### Stated problem
Filter the listing below, copying every line in which the word "即为检测器在该波长处的波长示值误差" appears.

[Part of a data file]
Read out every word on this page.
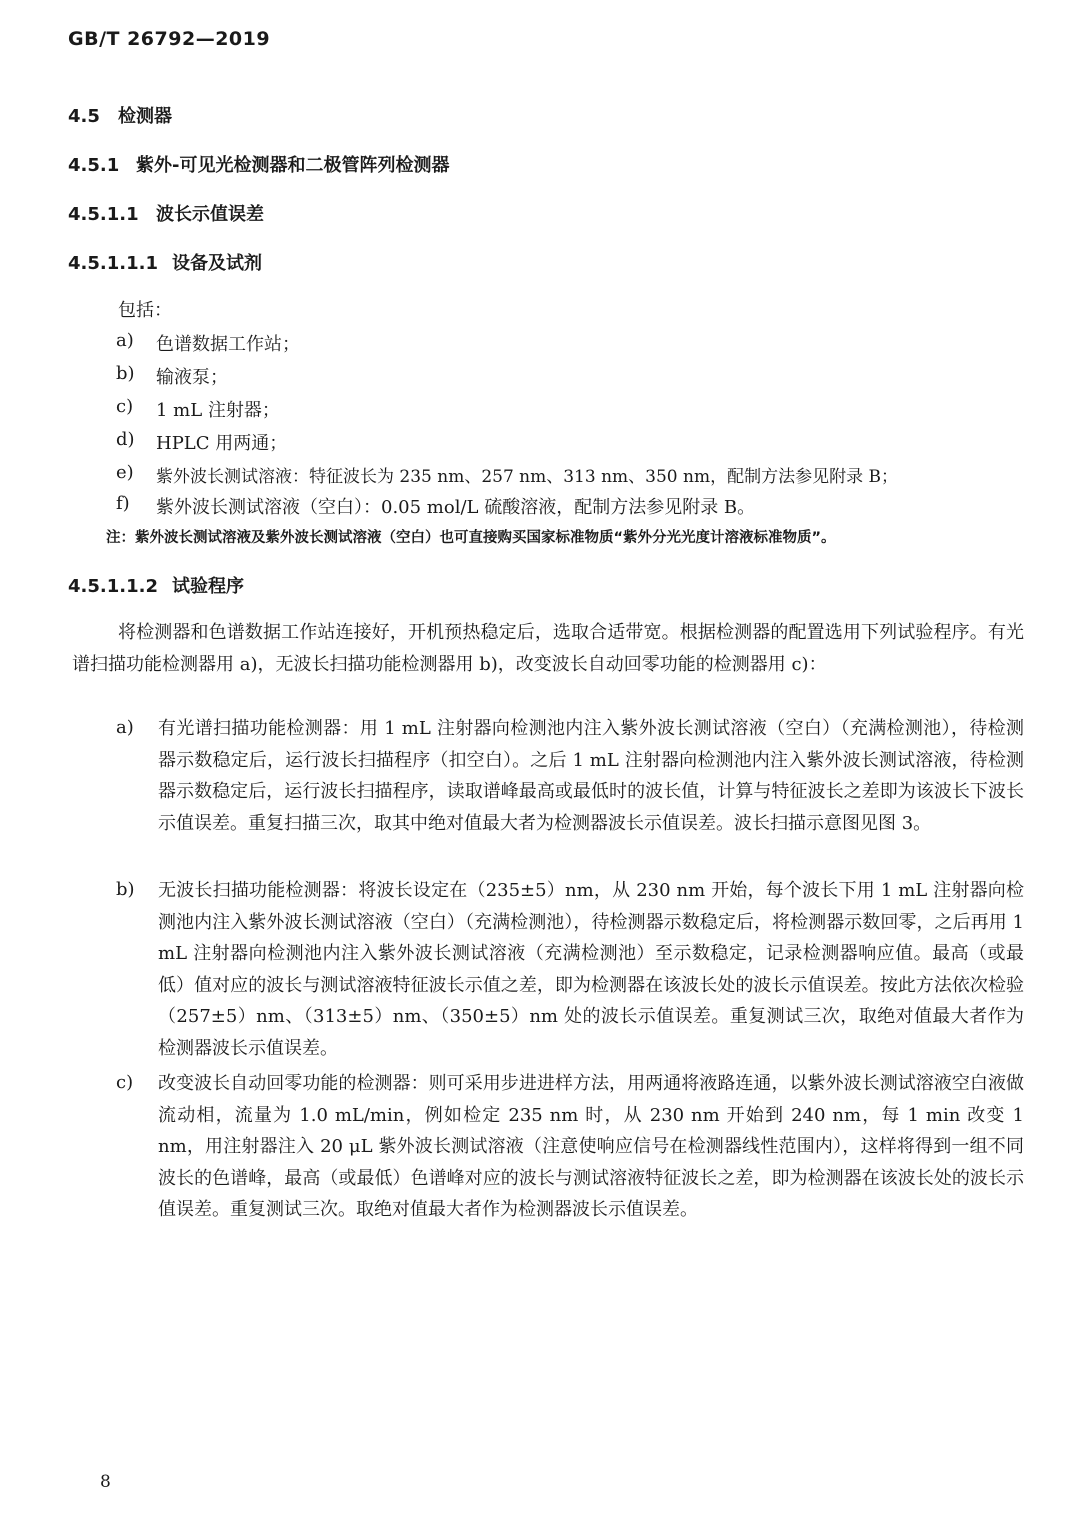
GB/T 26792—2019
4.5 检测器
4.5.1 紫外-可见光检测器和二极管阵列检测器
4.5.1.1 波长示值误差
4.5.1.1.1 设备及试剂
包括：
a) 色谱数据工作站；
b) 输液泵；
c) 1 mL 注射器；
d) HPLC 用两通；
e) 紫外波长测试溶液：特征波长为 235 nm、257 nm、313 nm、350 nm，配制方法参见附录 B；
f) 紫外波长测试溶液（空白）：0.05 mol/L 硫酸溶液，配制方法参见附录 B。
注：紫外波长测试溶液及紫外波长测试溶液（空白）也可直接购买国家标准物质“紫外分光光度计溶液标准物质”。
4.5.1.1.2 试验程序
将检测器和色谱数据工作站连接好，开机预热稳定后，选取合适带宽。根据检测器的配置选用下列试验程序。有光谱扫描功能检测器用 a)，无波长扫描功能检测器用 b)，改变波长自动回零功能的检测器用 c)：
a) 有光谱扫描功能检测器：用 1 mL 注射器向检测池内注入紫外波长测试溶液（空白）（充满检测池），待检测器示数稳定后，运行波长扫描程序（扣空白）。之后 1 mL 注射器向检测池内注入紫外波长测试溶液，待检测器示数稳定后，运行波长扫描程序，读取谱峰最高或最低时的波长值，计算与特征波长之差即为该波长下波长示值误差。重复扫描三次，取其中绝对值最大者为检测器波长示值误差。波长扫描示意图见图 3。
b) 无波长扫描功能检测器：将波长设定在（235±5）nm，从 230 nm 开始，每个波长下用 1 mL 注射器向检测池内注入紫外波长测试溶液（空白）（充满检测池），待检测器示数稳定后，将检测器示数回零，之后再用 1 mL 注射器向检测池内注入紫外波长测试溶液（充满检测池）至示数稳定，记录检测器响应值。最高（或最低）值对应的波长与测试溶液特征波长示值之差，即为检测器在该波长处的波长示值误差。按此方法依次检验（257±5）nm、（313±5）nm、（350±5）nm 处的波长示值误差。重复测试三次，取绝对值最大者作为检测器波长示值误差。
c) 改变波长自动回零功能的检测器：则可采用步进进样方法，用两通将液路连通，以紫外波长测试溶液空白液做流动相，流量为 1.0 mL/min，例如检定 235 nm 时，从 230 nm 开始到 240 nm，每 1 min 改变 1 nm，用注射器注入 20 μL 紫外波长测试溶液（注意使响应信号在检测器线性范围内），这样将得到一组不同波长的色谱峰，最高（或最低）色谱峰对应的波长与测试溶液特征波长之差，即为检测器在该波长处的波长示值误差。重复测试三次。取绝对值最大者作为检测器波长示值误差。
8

### Exercise result
b) 无波长扫描功能检测器：将波长设定在（235±5）nm，从 230 nm 开始，每个波长下用 1 mL 注射器向检测池内注入紫外波长测试溶液（空白）（充满检测池），待检测器示数稳定后，将检测器示数回零，之后再用 1 mL 注射器向检测池内注入紫外波长测试溶液（充满检测池）至示数稳定，记录检测器响应值。最高（或最低）值对应的波长与测试溶液特征波长示值之差，即为检测器在该波长处的波长示值误差。按此方法依次检验（257±5）nm、（313±5）nm、（350±5）nm 处的波长示值误差。重复测试三次，取绝对值最大者作为检测器波长示值误差。
c) 改变波长自动回零功能的检测器：则可采用步进进样方法，用两通将液路连通，以紫外波长测试溶液空白液做流动相，流量为 1.0 mL/min，例如检定 235 nm 时，从 230 nm 开始到 240 nm，每 1 min 改变 1 nm，用注射器注入 20 μL 紫外波长测试溶液（注意使响应信号在检测器线性范围内），这样将得到一组不同波长的色谱峰，最高（或最低）色谱峰对应的波长与测试溶液特征波长之差，即为检测器在该波长处的波长示值误差。重复测试三次。取绝对值最大者作为检测器波长示值误差。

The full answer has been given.